* START Information given *

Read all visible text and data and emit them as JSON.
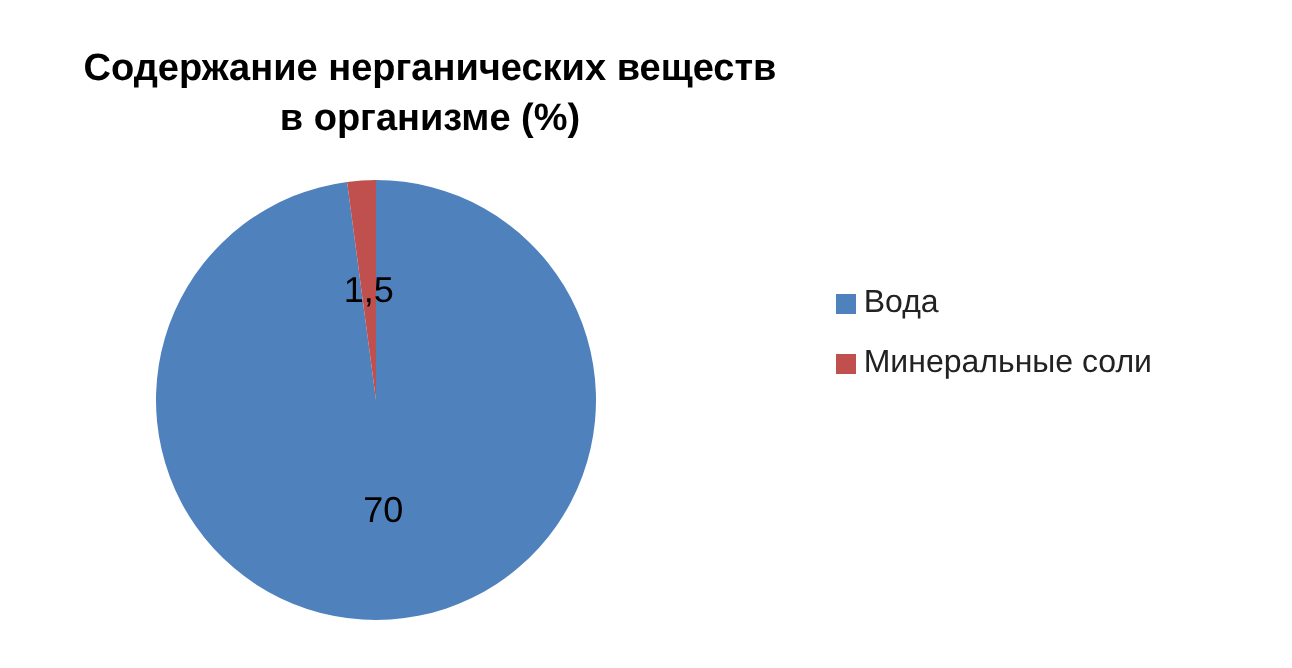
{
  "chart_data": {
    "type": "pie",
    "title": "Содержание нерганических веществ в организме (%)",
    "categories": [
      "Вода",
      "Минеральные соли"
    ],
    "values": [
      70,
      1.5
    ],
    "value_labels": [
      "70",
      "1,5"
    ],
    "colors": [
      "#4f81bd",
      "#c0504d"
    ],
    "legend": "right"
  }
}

* END Information given *

Task details – Pictures in the records should not appear in your copy, but everything else must be transcribed exactly.

Exercise result –
Read all visible text and data and emit them as JSON.
{
  "chart_data": {
    "type": "pie",
    "title": "Содержание нерганических веществ в организме (%)",
    "categories": [
      "Вода",
      "Минеральные соли"
    ],
    "values": [
      70,
      1.5
    ],
    "value_labels": [
      "70",
      "1,5"
    ],
    "colors": [
      "#4f81bd",
      "#c0504d"
    ],
    "legend": "right"
  }
}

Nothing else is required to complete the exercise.